— Problem details —
Change every "legend-swatch" in the material below to "legend-marker", leaving everything else unchanged.

— Dataset rows —

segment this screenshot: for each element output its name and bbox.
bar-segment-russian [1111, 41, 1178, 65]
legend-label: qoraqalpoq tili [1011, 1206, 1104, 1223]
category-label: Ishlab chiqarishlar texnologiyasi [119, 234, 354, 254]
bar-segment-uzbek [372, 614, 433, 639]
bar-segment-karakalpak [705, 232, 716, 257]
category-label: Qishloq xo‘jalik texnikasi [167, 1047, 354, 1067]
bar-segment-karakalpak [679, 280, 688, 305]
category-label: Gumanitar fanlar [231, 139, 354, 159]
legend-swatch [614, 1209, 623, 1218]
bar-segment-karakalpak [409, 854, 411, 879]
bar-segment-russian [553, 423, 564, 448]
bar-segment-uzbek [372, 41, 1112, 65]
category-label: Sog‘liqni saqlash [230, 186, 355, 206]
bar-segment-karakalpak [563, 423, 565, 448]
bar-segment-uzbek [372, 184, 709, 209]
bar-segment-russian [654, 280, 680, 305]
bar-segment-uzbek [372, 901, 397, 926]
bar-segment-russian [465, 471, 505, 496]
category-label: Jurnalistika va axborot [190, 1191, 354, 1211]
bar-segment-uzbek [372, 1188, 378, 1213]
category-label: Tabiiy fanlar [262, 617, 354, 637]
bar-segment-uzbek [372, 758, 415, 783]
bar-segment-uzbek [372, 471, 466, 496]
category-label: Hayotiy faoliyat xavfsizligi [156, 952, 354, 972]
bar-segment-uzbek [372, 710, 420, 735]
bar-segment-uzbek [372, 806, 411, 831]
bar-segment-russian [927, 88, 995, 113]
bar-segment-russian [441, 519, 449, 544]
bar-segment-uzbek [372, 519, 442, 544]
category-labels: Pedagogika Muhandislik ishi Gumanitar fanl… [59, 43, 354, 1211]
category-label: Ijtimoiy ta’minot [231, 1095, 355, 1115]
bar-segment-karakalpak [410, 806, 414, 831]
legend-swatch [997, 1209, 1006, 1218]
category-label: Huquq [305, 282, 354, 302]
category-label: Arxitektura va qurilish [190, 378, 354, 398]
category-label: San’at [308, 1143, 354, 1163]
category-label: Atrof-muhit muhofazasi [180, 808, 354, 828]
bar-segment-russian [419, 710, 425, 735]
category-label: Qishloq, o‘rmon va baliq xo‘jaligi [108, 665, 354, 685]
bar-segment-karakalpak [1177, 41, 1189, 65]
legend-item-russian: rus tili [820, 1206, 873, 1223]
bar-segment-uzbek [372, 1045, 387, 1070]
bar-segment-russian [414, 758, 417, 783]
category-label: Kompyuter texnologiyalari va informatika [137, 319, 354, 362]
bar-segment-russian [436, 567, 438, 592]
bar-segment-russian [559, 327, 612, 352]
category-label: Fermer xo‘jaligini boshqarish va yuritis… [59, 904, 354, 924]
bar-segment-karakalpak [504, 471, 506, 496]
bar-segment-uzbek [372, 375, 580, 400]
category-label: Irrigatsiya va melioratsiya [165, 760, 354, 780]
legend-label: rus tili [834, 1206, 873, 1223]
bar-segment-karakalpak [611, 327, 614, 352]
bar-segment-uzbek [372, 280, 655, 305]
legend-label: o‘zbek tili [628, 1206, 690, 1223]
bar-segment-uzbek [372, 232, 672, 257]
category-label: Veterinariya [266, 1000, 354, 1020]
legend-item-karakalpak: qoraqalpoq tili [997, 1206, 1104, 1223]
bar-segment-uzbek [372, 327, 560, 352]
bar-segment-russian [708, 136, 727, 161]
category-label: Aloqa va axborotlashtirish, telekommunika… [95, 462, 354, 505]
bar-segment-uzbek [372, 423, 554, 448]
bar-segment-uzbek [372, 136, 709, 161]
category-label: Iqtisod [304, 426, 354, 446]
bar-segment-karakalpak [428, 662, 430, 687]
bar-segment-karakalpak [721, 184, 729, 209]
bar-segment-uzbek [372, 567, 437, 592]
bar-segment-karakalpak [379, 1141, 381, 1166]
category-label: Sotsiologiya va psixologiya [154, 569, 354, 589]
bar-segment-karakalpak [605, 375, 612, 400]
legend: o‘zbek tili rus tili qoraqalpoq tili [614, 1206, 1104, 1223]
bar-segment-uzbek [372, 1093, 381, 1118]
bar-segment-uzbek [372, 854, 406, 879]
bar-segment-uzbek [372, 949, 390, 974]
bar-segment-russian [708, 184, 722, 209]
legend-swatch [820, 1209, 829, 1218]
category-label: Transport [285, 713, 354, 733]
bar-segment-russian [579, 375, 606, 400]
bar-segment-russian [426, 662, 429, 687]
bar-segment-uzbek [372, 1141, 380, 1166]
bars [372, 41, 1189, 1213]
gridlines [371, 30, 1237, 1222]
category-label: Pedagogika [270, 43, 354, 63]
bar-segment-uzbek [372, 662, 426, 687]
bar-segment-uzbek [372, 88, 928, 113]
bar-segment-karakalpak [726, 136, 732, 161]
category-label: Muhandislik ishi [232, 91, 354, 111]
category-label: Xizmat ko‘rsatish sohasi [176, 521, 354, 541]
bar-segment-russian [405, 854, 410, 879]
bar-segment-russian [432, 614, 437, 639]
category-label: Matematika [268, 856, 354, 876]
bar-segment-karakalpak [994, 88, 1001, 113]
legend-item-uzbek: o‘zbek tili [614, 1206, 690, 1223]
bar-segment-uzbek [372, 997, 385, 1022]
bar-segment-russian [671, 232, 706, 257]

— Solved problem —
segment this screenshot: for each element output its name and bbox.
bar-segment-russian [1111, 41, 1178, 65]
legend-label: qoraqalpoq tili [1011, 1206, 1104, 1223]
category-label: Ishlab chiqarishlar texnologiyasi [119, 234, 354, 254]
bar-segment-uzbek [372, 614, 433, 639]
bar-segment-karakalpak [705, 232, 716, 257]
category-label: Qishloq xo‘jalik texnikasi [167, 1047, 354, 1067]
bar-segment-karakalpak [679, 280, 688, 305]
category-label: Gumanitar fanlar [231, 139, 354, 159]
legend-marker [614, 1209, 623, 1218]
bar-segment-karakalpak [409, 854, 411, 879]
bar-segment-russian [553, 423, 564, 448]
bar-segment-uzbek [372, 41, 1112, 65]
category-label: Sog‘liqni saqlash [230, 186, 355, 206]
bar-segment-karakalpak [563, 423, 565, 448]
bar-segment-uzbek [372, 184, 709, 209]
bar-segment-russian [654, 280, 680, 305]
bar-segment-uzbek [372, 901, 397, 926]
bar-segment-russian [465, 471, 505, 496]
category-label: Jurnalistika va axborot [190, 1191, 354, 1211]
bar-segment-uzbek [372, 1188, 378, 1213]
category-label: Tabiiy fanlar [262, 617, 354, 637]
bar-segment-uzbek [372, 758, 415, 783]
bar-segment-uzbek [372, 471, 466, 496]
category-label: Hayotiy faoliyat xavfsizligi [156, 952, 354, 972]
bar-segment-uzbek [372, 710, 420, 735]
bar-segment-uzbek [372, 806, 411, 831]
bar-segment-russian [927, 88, 995, 113]
bar-segment-russian [441, 519, 449, 544]
bar-segment-uzbek [372, 519, 442, 544]
category-labels: Pedagogika Muhandislik ishi Gumanitar fanl… [59, 43, 354, 1211]
category-label: Ijtimoiy ta’minot [231, 1095, 355, 1115]
bar-segment-karakalpak [410, 806, 414, 831]
legend-marker [997, 1209, 1006, 1218]
category-label: Huquq [305, 282, 354, 302]
category-label: Arxitektura va qurilish [190, 378, 354, 398]
category-label: San’at [308, 1143, 354, 1163]
category-label: Atrof-muhit muhofazasi [180, 808, 354, 828]
bar-segment-russian [419, 710, 425, 735]
category-label: Qishloq, o‘rmon va baliq xo‘jaligi [108, 665, 354, 685]
bar-segment-karakalpak [1177, 41, 1189, 65]
legend-item-russian: rus tili [820, 1206, 873, 1223]
bar-segment-uzbek [372, 1045, 387, 1070]
bar-segment-russian [414, 758, 417, 783]
category-label: Kompyuter texnologiyalari va informatika [137, 319, 354, 362]
bar-segment-russian [436, 567, 438, 592]
bar-segment-russian [559, 327, 612, 352]
category-label: Fermer xo‘jaligini boshqarish va yuritis… [59, 904, 354, 924]
bar-segment-karakalpak [504, 471, 506, 496]
bar-segment-uzbek [372, 375, 580, 400]
category-label: Irrigatsiya va melioratsiya [165, 760, 354, 780]
legend-label: rus tili [834, 1206, 873, 1223]
bar-segment-karakalpak [611, 327, 614, 352]
bar-segment-uzbek [372, 280, 655, 305]
legend-label: o‘zbek tili [628, 1206, 690, 1223]
bar-segment-uzbek [372, 232, 672, 257]
category-label: Veterinariya [266, 1000, 354, 1020]
legend-item-karakalpak: qoraqalpoq tili [997, 1206, 1104, 1223]
bar-segment-uzbek [372, 327, 560, 352]
bar-segment-russian [708, 136, 727, 161]
category-label: Aloqa va axborotlashtirish, telekommunika… [95, 462, 354, 505]
bar-segment-uzbek [372, 423, 554, 448]
bar-segment-uzbek [372, 136, 709, 161]
category-label: Iqtisod [304, 426, 354, 446]
bar-segment-karakalpak [428, 662, 430, 687]
bar-segment-karakalpak [721, 184, 729, 209]
bar-segment-uzbek [372, 567, 437, 592]
bar-segment-karakalpak [379, 1141, 381, 1166]
category-label: Sotsiologiya va psixologiya [154, 569, 354, 589]
bar-segment-karakalpak [605, 375, 612, 400]
legend: o‘zbek tili rus tili qoraqalpoq tili [614, 1206, 1104, 1223]
bar-segment-uzbek [372, 1093, 381, 1118]
bar-segment-uzbek [372, 854, 406, 879]
bar-segment-uzbek [372, 949, 390, 974]
bar-segment-russian [708, 184, 722, 209]
legend-marker [820, 1209, 829, 1218]
category-label: Transport [285, 713, 354, 733]
bar-segment-russian [579, 375, 606, 400]
bar-segment-russian [426, 662, 429, 687]
bar-segment-uzbek [372, 1141, 380, 1166]
bars [372, 41, 1189, 1213]
gridlines [371, 30, 1237, 1222]
category-label: Pedagogika [270, 43, 354, 63]
bar-segment-uzbek [372, 662, 426, 687]
bar-segment-uzbek [372, 88, 928, 113]
bar-segment-karakalpak [726, 136, 732, 161]
category-label: Muhandislik ishi [232, 91, 354, 111]
category-label: Xizmat ko‘rsatish sohasi [176, 521, 354, 541]
bar-segment-russian [405, 854, 410, 879]
bar-segment-russian [432, 614, 437, 639]
category-label: Matematika [268, 856, 354, 876]
bar-segment-karakalpak [994, 88, 1001, 113]
legend-item-uzbek: o‘zbek tili [614, 1206, 690, 1223]
bar-segment-uzbek [372, 997, 385, 1022]
bar-segment-russian [671, 232, 706, 257]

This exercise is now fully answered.